Keep only the lines of the listing that include the word "nStaffing", and copy them.
START Records for the task
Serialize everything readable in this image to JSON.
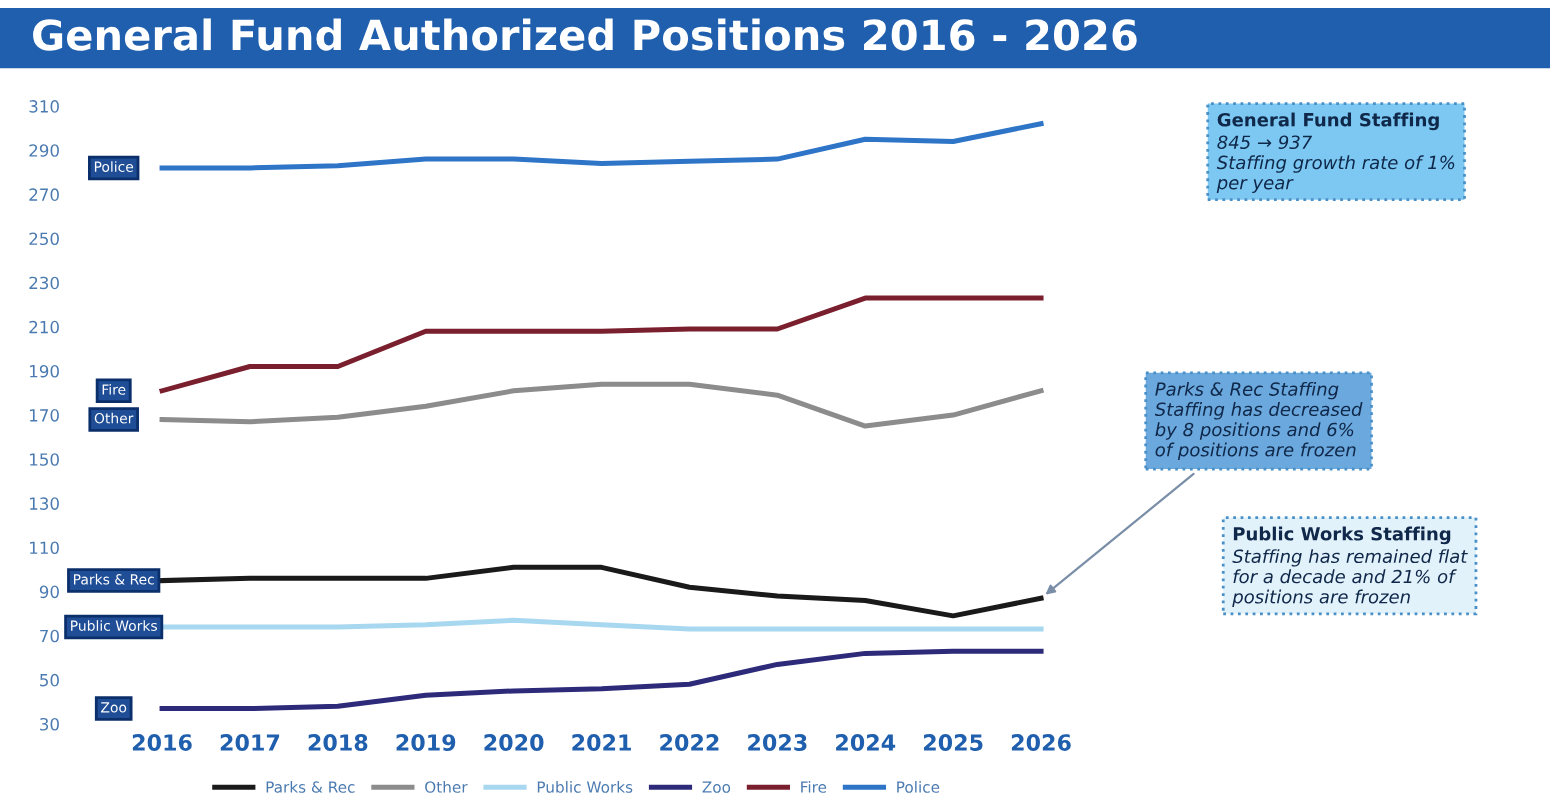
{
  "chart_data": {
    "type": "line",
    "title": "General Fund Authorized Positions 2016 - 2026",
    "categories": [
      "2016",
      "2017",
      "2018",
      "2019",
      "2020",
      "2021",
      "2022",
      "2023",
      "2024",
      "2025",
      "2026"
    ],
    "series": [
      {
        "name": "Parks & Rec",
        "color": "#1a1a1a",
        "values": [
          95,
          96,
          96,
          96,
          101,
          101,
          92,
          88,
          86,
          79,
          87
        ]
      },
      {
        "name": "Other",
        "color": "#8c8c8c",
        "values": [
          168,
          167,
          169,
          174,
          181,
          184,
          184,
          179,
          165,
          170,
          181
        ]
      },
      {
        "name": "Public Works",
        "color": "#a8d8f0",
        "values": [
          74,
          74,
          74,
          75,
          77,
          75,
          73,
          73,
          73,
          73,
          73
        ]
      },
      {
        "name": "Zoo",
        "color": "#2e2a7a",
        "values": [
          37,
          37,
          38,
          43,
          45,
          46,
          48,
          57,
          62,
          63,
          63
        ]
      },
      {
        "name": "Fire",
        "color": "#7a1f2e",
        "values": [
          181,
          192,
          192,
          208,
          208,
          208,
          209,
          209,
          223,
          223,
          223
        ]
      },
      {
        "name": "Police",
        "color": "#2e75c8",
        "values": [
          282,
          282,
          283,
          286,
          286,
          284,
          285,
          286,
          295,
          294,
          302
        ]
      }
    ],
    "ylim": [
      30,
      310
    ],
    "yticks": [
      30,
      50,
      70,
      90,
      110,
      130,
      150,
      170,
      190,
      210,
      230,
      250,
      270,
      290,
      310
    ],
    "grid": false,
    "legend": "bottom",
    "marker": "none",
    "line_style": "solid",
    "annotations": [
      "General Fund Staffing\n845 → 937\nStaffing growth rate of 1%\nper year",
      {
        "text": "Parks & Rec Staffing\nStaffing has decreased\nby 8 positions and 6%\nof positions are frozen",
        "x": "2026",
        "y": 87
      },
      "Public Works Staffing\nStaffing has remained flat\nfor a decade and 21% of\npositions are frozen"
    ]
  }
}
END Records for the task
- _Exercise answer_:
      "General Fund Staffing\n845 → 937\nStaffing growth rate of 1%\nper year",
        "text": "Parks & Rec Staffing\nStaffing has decreased\nby 8 positions and 6%\nof positions are frozen",
      "Public Works Staffing\nStaffing has remained flat\nfor a decade and 21% of\npositions are frozen"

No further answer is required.